▸ REQUIREMENT: Please extract every line from each of the records below and reproduce each one verbatim.

▸ EXCERPTED RECORDS:

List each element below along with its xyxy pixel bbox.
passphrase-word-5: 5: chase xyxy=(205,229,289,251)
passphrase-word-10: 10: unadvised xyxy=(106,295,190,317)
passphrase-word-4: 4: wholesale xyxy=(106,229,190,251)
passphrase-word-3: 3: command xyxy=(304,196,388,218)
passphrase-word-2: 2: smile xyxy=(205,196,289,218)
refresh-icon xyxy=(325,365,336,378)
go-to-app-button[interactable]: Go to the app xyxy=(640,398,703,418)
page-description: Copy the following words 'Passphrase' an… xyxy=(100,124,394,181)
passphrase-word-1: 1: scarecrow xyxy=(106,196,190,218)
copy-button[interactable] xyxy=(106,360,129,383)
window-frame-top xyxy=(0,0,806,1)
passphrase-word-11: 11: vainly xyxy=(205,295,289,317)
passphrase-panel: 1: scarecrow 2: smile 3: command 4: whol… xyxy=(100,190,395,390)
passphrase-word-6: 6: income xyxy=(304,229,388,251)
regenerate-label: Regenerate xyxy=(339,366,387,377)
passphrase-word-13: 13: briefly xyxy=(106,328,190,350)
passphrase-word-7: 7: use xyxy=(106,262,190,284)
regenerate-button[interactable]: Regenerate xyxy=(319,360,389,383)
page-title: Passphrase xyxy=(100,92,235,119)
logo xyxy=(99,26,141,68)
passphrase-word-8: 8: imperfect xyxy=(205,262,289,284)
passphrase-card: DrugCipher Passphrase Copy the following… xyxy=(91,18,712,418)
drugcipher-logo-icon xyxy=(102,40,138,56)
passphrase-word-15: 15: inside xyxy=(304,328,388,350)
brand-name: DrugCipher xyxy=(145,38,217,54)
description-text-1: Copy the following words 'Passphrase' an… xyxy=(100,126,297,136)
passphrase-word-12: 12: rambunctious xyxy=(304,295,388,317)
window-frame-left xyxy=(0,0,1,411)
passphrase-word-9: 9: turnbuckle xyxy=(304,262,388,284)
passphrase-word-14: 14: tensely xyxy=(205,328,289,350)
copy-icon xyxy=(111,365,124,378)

▸ SOLUTION TO THIS PROBLEM:
List each element below along with its xyxy pixel bbox.
passphrase-word-5: 5: chase xyxy=(205,229,289,251)
passphrase-word-10: 10: unadvised xyxy=(106,295,190,317)
passphrase-word-4: 4: wholesale xyxy=(106,229,190,251)
passphrase-word-3: 3: command xyxy=(304,196,388,218)
passphrase-word-2: 2: smile xyxy=(205,196,289,218)
refresh-icon xyxy=(325,365,336,378)
go-to-app-button[interactable]: Go to the app xyxy=(640,398,703,418)
page-description: Copy the following words 'Passphrase' an… xyxy=(100,124,394,181)
passphrase-word-1: 1: scarecrow xyxy=(106,196,190,218)
copy-button[interactable] xyxy=(106,360,129,383)
window-frame-top xyxy=(0,0,806,1)
passphrase-word-11: 11: vainly xyxy=(205,295,289,317)
passphrase-panel: 1: scarecrow 2: smile 3: command 4: whol… xyxy=(100,190,395,390)
passphrase-word-6: 6: income xyxy=(304,229,388,251)
regenerate-label: Regenerate xyxy=(339,366,387,377)
passphrase-word-13: 13: briefly xyxy=(106,328,190,350)
passphrase-word-7: 7: use xyxy=(106,262,190,284)
regenerate-button[interactable]: Regenerate xyxy=(319,360,389,383)
page-title: Passphrase xyxy=(100,92,235,119)
logo xyxy=(99,26,141,68)
passphrase-word-8: 8: imperfect xyxy=(205,262,289,284)
passphrase-card: DrugCipher Passphrase Copy the following… xyxy=(91,18,712,418)
drugcipher-logo-icon xyxy=(102,40,138,56)
passphrase-word-15: 15: inside xyxy=(304,328,388,350)
brand-name: DrugCipher xyxy=(145,38,217,54)
description-text-1: Copy the following words 'Passphrase' an… xyxy=(100,126,297,136)
passphrase-word-12: 12: rambunctious xyxy=(304,295,388,317)
window-frame-left xyxy=(0,0,1,411)
passphrase-word-9: 9: turnbuckle xyxy=(304,262,388,284)
passphrase-word-14: 14: tensely xyxy=(205,328,289,350)
copy-icon xyxy=(111,365,124,378)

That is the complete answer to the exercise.